== Segment start ==
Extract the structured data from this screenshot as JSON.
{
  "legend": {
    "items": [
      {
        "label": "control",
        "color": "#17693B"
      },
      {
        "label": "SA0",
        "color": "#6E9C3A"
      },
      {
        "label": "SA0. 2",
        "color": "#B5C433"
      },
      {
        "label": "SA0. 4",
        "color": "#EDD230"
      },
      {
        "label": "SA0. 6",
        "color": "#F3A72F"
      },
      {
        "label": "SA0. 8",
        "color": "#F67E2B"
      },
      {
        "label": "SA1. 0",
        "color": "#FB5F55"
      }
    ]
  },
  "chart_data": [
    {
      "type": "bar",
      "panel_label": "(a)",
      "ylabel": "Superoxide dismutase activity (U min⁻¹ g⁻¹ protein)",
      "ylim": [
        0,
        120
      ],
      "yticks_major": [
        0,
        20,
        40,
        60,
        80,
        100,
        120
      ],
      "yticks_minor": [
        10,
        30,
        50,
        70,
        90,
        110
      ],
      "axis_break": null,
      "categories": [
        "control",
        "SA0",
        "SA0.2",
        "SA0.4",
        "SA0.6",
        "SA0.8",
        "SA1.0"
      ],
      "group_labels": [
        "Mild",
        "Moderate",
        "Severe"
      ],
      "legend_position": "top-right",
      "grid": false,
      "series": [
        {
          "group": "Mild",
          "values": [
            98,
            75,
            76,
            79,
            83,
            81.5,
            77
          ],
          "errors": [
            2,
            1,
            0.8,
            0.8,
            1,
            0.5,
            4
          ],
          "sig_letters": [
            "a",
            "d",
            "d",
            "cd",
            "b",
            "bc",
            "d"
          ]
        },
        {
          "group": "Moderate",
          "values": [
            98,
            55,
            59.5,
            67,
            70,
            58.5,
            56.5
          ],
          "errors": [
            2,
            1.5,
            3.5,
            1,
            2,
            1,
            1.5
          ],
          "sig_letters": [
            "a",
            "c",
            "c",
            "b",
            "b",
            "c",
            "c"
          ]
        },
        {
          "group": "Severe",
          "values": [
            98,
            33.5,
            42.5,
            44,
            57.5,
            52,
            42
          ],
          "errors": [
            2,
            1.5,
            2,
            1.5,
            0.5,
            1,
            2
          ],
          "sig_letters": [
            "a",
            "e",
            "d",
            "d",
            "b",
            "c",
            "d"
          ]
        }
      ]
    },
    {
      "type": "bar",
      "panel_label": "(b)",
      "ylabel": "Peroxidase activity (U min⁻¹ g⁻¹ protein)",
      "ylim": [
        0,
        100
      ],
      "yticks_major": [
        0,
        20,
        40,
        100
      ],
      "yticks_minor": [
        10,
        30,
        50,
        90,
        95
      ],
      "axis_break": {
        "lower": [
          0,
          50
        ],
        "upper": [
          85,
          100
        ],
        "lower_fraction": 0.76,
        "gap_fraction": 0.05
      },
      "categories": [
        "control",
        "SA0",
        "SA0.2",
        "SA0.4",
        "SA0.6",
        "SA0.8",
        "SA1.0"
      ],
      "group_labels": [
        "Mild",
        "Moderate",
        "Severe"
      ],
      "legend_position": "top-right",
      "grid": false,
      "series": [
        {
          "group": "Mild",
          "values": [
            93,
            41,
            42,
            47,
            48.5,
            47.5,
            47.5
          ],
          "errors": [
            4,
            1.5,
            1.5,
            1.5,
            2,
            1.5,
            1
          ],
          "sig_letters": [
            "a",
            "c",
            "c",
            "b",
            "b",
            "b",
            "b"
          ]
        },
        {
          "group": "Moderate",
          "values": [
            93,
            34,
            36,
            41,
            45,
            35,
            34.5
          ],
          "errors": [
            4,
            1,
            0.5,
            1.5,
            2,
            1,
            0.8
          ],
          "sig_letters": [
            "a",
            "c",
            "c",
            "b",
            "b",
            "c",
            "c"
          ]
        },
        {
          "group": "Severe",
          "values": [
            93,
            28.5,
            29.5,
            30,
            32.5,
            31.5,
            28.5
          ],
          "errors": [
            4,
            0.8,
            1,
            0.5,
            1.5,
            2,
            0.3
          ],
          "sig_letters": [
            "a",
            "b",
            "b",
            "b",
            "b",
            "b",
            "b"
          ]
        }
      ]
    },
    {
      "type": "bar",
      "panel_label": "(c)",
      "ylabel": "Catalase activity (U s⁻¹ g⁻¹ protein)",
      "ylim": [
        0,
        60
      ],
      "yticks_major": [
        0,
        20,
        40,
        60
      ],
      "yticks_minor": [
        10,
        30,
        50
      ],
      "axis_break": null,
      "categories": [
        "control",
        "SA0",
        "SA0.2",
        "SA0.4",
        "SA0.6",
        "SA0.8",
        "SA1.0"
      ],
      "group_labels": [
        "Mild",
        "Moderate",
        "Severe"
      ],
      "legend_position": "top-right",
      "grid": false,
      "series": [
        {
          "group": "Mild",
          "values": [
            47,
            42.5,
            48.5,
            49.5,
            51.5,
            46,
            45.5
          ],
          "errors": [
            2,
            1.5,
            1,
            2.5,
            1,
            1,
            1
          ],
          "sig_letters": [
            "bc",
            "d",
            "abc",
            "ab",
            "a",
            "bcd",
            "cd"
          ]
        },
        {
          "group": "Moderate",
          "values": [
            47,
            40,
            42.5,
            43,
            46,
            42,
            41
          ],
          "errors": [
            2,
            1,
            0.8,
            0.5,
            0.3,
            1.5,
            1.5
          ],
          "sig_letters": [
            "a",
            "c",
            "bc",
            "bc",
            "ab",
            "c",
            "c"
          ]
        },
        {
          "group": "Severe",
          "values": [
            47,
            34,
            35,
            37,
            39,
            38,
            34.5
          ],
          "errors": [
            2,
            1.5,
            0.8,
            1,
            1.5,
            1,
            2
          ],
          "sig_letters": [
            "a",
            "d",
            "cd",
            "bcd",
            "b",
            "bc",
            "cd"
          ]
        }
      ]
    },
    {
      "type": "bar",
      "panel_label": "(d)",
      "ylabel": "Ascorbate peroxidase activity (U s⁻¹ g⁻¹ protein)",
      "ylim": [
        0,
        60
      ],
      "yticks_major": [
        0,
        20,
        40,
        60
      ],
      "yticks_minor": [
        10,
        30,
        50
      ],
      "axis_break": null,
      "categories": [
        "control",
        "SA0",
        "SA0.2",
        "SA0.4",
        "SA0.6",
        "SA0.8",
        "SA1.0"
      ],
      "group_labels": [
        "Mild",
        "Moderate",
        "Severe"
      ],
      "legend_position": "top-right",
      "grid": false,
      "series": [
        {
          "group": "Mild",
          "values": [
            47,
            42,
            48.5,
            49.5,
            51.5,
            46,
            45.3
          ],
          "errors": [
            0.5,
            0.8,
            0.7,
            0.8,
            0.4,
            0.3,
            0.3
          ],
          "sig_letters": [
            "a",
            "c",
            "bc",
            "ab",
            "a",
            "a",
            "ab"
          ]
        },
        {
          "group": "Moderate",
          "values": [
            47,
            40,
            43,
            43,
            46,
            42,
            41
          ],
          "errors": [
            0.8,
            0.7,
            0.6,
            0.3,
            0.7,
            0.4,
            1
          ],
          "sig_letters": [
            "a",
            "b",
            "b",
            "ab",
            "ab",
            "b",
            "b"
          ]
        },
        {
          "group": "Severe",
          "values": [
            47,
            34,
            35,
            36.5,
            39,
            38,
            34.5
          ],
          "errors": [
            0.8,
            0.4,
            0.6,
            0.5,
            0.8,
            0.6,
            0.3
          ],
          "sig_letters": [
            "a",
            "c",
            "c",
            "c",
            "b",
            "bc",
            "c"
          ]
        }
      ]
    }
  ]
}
== Segment end ==
**What the task requires**
Repeat the data in full. Nothing may be dropped or altered.

**Written answer**
Extract the structured data from this screenshot as JSON.
{
  "legend": {
    "items": [
      {
        "label": "control",
        "color": "#17693B"
      },
      {
        "label": "SA0",
        "color": "#6E9C3A"
      },
      {
        "label": "SA0. 2",
        "color": "#B5C433"
      },
      {
        "label": "SA0. 4",
        "color": "#EDD230"
      },
      {
        "label": "SA0. 6",
        "color": "#F3A72F"
      },
      {
        "label": "SA0. 8",
        "color": "#F67E2B"
      },
      {
        "label": "SA1. 0",
        "color": "#FB5F55"
      }
    ]
  },
  "chart_data": [
    {
      "type": "bar",
      "panel_label": "(a)",
      "ylabel": "Superoxide dismutase activity (U min⁻¹ g⁻¹ protein)",
      "ylim": [
        0,
        120
      ],
      "yticks_major": [
        0,
        20,
        40,
        60,
        80,
        100,
        120
      ],
      "yticks_minor": [
        10,
        30,
        50,
        70,
        90,
        110
      ],
      "axis_break": null,
      "categories": [
        "control",
        "SA0",
        "SA0.2",
        "SA0.4",
        "SA0.6",
        "SA0.8",
        "SA1.0"
      ],
      "group_labels": [
        "Mild",
        "Moderate",
        "Severe"
      ],
      "legend_position": "top-right",
      "grid": false,
      "series": [
        {
          "group": "Mild",
          "values": [
            98,
            75,
            76,
            79,
            83,
            81.5,
            77
          ],
          "errors": [
            2,
            1,
            0.8,
            0.8,
            1,
            0.5,
            4
          ],
          "sig_letters": [
            "a",
            "d",
            "d",
            "cd",
            "b",
            "bc",
            "d"
          ]
        },
        {
          "group": "Moderate",
          "values": [
            98,
            55,
            59.5,
            67,
            70,
            58.5,
            56.5
          ],
          "errors": [
            2,
            1.5,
            3.5,
            1,
            2,
            1,
            1.5
          ],
          "sig_letters": [
            "a",
            "c",
            "c",
            "b",
            "b",
            "c",
            "c"
          ]
        },
        {
          "group": "Severe",
          "values": [
            98,
            33.5,
            42.5,
            44,
            57.5,
            52,
            42
          ],
          "errors": [
            2,
            1.5,
            2,
            1.5,
            0.5,
            1,
            2
          ],
          "sig_letters": [
            "a",
            "e",
            "d",
            "d",
            "b",
            "c",
            "d"
          ]
        }
      ]
    },
    {
      "type": "bar",
      "panel_label": "(b)",
      "ylabel": "Peroxidase activity (U min⁻¹ g⁻¹ protein)",
      "ylim": [
        0,
        100
      ],
      "yticks_major": [
        0,
        20,
        40,
        100
      ],
      "yticks_minor": [
        10,
        30,
        50,
        90,
        95
      ],
      "axis_break": {
        "lower": [
          0,
          50
        ],
        "upper": [
          85,
          100
        ],
        "lower_fraction": 0.76,
        "gap_fraction": 0.05
      },
      "categories": [
        "control",
        "SA0",
        "SA0.2",
        "SA0.4",
        "SA0.6",
        "SA0.8",
        "SA1.0"
      ],
      "group_labels": [
        "Mild",
        "Moderate",
        "Severe"
      ],
      "legend_position": "top-right",
      "grid": false,
      "series": [
        {
          "group": "Mild",
          "values": [
            93,
            41,
            42,
            47,
            48.5,
            47.5,
            47.5
          ],
          "errors": [
            4,
            1.5,
            1.5,
            1.5,
            2,
            1.5,
            1
          ],
          "sig_letters": [
            "a",
            "c",
            "c",
            "b",
            "b",
            "b",
            "b"
          ]
        },
        {
          "group": "Moderate",
          "values": [
            93,
            34,
            36,
            41,
            45,
            35,
            34.5
          ],
          "errors": [
            4,
            1,
            0.5,
            1.5,
            2,
            1,
            0.8
          ],
          "sig_letters": [
            "a",
            "c",
            "c",
            "b",
            "b",
            "c",
            "c"
          ]
        },
        {
          "group": "Severe",
          "values": [
            93,
            28.5,
            29.5,
            30,
            32.5,
            31.5,
            28.5
          ],
          "errors": [
            4,
            0.8,
            1,
            0.5,
            1.5,
            2,
            0.3
          ],
          "sig_letters": [
            "a",
            "b",
            "b",
            "b",
            "b",
            "b",
            "b"
          ]
        }
      ]
    },
    {
      "type": "bar",
      "panel_label": "(c)",
      "ylabel": "Catalase activity (U s⁻¹ g⁻¹ protein)",
      "ylim": [
        0,
        60
      ],
      "yticks_major": [
        0,
        20,
        40,
        60
      ],
      "yticks_minor": [
        10,
        30,
        50
      ],
      "axis_break": null,
      "categories": [
        "control",
        "SA0",
        "SA0.2",
        "SA0.4",
        "SA0.6",
        "SA0.8",
        "SA1.0"
      ],
      "group_labels": [
        "Mild",
        "Moderate",
        "Severe"
      ],
      "legend_position": "top-right",
      "grid": false,
      "series": [
        {
          "group": "Mild",
          "values": [
            47,
            42.5,
            48.5,
            49.5,
            51.5,
            46,
            45.5
          ],
          "errors": [
            2,
            1.5,
            1,
            2.5,
            1,
            1,
            1
          ],
          "sig_letters": [
            "bc",
            "d",
            "abc",
            "ab",
            "a",
            "bcd",
            "cd"
          ]
        },
        {
          "group": "Moderate",
          "values": [
            47,
            40,
            42.5,
            43,
            46,
            42,
            41
          ],
          "errors": [
            2,
            1,
            0.8,
            0.5,
            0.3,
            1.5,
            1.5
          ],
          "sig_letters": [
            "a",
            "c",
            "bc",
            "bc",
            "ab",
            "c",
            "c"
          ]
        },
        {
          "group": "Severe",
          "values": [
            47,
            34,
            35,
            37,
            39,
            38,
            34.5
          ],
          "errors": [
            2,
            1.5,
            0.8,
            1,
            1.5,
            1,
            2
          ],
          "sig_letters": [
            "a",
            "d",
            "cd",
            "bcd",
            "b",
            "bc",
            "cd"
          ]
        }
      ]
    },
    {
      "type": "bar",
      "panel_label": "(d)",
      "ylabel": "Ascorbate peroxidase activity (U s⁻¹ g⁻¹ protein)",
      "ylim": [
        0,
        60
      ],
      "yticks_major": [
        0,
        20,
        40,
        60
      ],
      "yticks_minor": [
        10,
        30,
        50
      ],
      "axis_break": null,
      "categories": [
        "control",
        "SA0",
        "SA0.2",
        "SA0.4",
        "SA0.6",
        "SA0.8",
        "SA1.0"
      ],
      "group_labels": [
        "Mild",
        "Moderate",
        "Severe"
      ],
      "legend_position": "top-right",
      "grid": false,
      "series": [
        {
          "group": "Mild",
          "values": [
            47,
            42,
            48.5,
            49.5,
            51.5,
            46,
            45.3
          ],
          "errors": [
            0.5,
            0.8,
            0.7,
            0.8,
            0.4,
            0.3,
            0.3
          ],
          "sig_letters": [
            "a",
            "c",
            "bc",
            "ab",
            "a",
            "a",
            "ab"
          ]
        },
        {
          "group": "Moderate",
          "values": [
            47,
            40,
            43,
            43,
            46,
            42,
            41
          ],
          "errors": [
            0.8,
            0.7,
            0.6,
            0.3,
            0.7,
            0.4,
            1
          ],
          "sig_letters": [
            "a",
            "b",
            "b",
            "ab",
            "ab",
            "b",
            "b"
          ]
        },
        {
          "group": "Severe",
          "values": [
            47,
            34,
            35,
            36.5,
            39,
            38,
            34.5
          ],
          "errors": [
            0.8,
            0.4,
            0.6,
            0.5,
            0.8,
            0.6,
            0.3
          ],
          "sig_letters": [
            "a",
            "c",
            "c",
            "c",
            "b",
            "bc",
            "c"
          ]
        }
      ]
    }
  ]
}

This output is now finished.